Your task
Repeat every record exactly, but keep images out of the copy.

########

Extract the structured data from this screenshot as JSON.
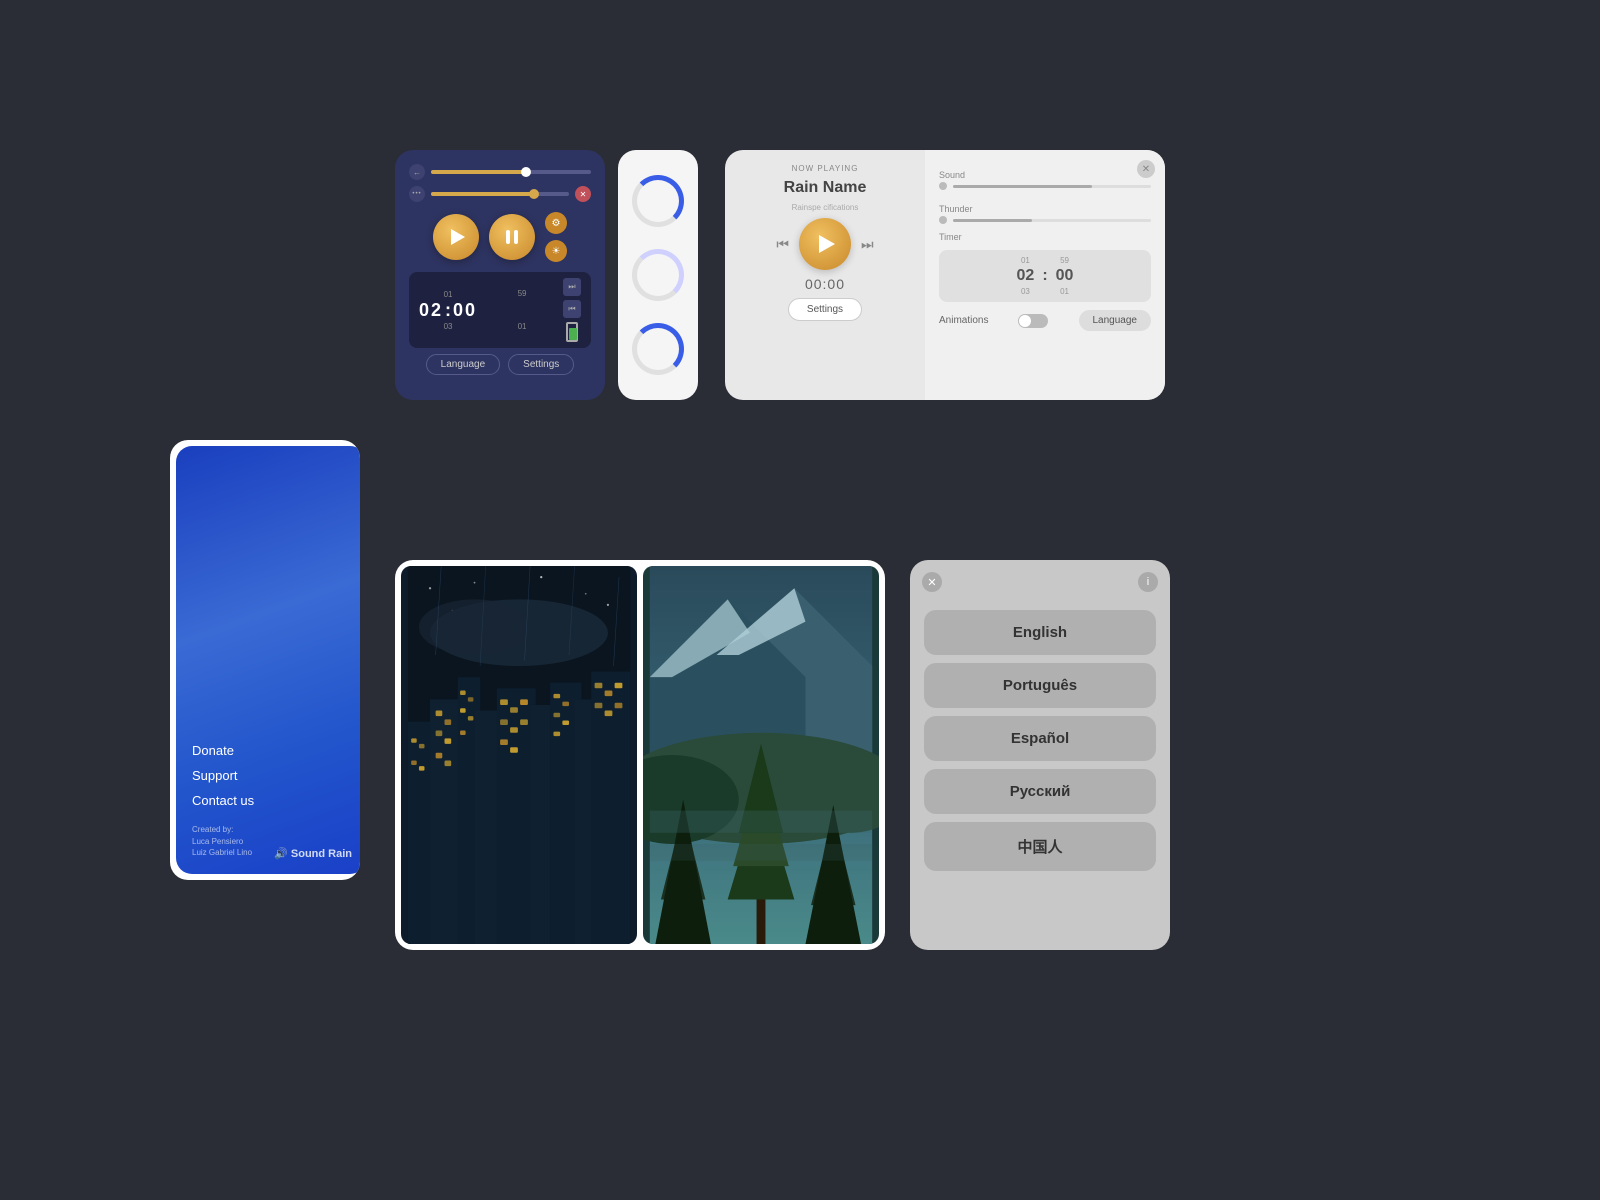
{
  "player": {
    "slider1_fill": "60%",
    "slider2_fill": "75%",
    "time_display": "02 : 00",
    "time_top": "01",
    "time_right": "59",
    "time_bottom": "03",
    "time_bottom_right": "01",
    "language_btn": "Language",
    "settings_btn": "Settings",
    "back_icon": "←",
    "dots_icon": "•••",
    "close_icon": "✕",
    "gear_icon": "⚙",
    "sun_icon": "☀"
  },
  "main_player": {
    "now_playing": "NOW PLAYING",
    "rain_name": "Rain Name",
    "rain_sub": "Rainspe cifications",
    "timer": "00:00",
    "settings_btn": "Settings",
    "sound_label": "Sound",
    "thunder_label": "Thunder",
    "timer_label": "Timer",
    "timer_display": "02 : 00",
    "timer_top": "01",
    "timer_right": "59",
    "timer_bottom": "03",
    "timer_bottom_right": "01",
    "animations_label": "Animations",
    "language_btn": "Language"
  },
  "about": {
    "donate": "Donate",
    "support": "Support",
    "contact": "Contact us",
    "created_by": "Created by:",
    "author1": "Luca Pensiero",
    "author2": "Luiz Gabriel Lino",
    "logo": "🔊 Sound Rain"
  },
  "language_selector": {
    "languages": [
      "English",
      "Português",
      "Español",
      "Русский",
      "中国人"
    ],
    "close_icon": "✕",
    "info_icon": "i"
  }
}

########

Full answer
Extract the structured data from this screenshot as JSON.
{
  "player": {
    "slider1_fill": "60%",
    "slider2_fill": "75%",
    "time_display": "02 : 00",
    "time_top": "01",
    "time_right": "59",
    "time_bottom": "03",
    "time_bottom_right": "01",
    "language_btn": "Language",
    "settings_btn": "Settings",
    "back_icon": "←",
    "dots_icon": "•••",
    "close_icon": "✕",
    "gear_icon": "⚙",
    "sun_icon": "☀"
  },
  "main_player": {
    "now_playing": "NOW PLAYING",
    "rain_name": "Rain Name",
    "rain_sub": "Rainspe cifications",
    "timer": "00:00",
    "settings_btn": "Settings",
    "sound_label": "Sound",
    "thunder_label": "Thunder",
    "timer_label": "Timer",
    "timer_display": "02 : 00",
    "timer_top": "01",
    "timer_right": "59",
    "timer_bottom": "03",
    "timer_bottom_right": "01",
    "animations_label": "Animations",
    "language_btn": "Language"
  },
  "about": {
    "donate": "Donate",
    "support": "Support",
    "contact": "Contact us",
    "created_by": "Created by:",
    "author1": "Luca Pensiero",
    "author2": "Luiz Gabriel Lino",
    "logo": "🔊 Sound Rain"
  },
  "language_selector": {
    "languages": [
      "English",
      "Português",
      "Español",
      "Русский",
      "中国人"
    ],
    "close_icon": "✕",
    "info_icon": "i"
  }
}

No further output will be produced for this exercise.